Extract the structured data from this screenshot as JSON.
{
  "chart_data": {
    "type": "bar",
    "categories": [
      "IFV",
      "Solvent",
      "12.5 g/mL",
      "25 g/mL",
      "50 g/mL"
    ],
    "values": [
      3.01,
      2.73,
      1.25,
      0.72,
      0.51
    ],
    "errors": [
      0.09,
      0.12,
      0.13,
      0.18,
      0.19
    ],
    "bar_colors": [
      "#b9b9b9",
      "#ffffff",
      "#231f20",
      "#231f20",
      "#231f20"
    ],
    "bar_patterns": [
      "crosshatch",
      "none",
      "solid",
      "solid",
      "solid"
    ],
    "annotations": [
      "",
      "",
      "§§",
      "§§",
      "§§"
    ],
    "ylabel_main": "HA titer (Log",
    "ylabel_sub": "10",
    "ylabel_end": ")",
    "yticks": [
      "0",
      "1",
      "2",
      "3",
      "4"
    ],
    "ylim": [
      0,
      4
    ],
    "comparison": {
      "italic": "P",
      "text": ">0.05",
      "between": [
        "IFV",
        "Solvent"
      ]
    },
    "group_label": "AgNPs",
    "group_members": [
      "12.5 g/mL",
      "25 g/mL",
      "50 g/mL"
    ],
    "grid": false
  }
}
---*---
Produce an exact copy of every entry above.

## SOLUTION
Extract the structured data from this screenshot as JSON.
{
  "chart_data": {
    "type": "bar",
    "categories": [
      "IFV",
      "Solvent",
      "12.5 g/mL",
      "25 g/mL",
      "50 g/mL"
    ],
    "values": [
      3.01,
      2.73,
      1.25,
      0.72,
      0.51
    ],
    "errors": [
      0.09,
      0.12,
      0.13,
      0.18,
      0.19
    ],
    "bar_colors": [
      "#b9b9b9",
      "#ffffff",
      "#231f20",
      "#231f20",
      "#231f20"
    ],
    "bar_patterns": [
      "crosshatch",
      "none",
      "solid",
      "solid",
      "solid"
    ],
    "annotations": [
      "",
      "",
      "§§",
      "§§",
      "§§"
    ],
    "ylabel_main": "HA titer (Log",
    "ylabel_sub": "10",
    "ylabel_end": ")",
    "yticks": [
      "0",
      "1",
      "2",
      "3",
      "4"
    ],
    "ylim": [
      0,
      4
    ],
    "comparison": {
      "italic": "P",
      "text": ">0.05",
      "between": [
        "IFV",
        "Solvent"
      ]
    },
    "group_label": "AgNPs",
    "group_members": [
      "12.5 g/mL",
      "25 g/mL",
      "50 g/mL"
    ],
    "grid": false
  }
}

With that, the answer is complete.